▶ The exercise:
Wherever "screenshot" appears in a line, copy that line.

▶ Supplied data:
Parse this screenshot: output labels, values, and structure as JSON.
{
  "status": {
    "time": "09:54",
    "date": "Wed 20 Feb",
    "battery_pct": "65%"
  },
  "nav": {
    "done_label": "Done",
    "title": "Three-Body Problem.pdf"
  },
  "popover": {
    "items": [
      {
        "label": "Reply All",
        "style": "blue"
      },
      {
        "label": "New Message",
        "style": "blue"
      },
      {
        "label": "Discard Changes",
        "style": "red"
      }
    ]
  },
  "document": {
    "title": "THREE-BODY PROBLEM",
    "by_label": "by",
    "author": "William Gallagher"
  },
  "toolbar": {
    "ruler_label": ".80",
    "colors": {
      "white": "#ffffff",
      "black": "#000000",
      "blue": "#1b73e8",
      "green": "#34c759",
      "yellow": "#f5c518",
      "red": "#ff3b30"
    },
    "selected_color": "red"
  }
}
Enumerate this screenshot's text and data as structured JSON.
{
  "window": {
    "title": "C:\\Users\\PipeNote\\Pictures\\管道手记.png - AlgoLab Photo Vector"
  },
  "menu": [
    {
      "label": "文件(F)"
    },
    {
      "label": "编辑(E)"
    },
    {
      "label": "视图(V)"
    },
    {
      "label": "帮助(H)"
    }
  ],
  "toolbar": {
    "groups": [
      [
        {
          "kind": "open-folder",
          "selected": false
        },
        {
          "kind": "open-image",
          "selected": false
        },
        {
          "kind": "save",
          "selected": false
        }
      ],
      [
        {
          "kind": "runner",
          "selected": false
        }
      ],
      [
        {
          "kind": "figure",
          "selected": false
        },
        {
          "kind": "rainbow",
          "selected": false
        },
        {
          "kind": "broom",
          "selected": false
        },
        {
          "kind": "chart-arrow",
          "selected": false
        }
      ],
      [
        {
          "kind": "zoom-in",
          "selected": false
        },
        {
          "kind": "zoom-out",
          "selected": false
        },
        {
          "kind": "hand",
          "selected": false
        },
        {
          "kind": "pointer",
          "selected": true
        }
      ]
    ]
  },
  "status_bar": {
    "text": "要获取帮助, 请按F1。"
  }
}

▶ Task answer:
Parse this screenshot: output labels, values, and structure as JSON.
Enumerate this screenshot's text and data as structured JSON.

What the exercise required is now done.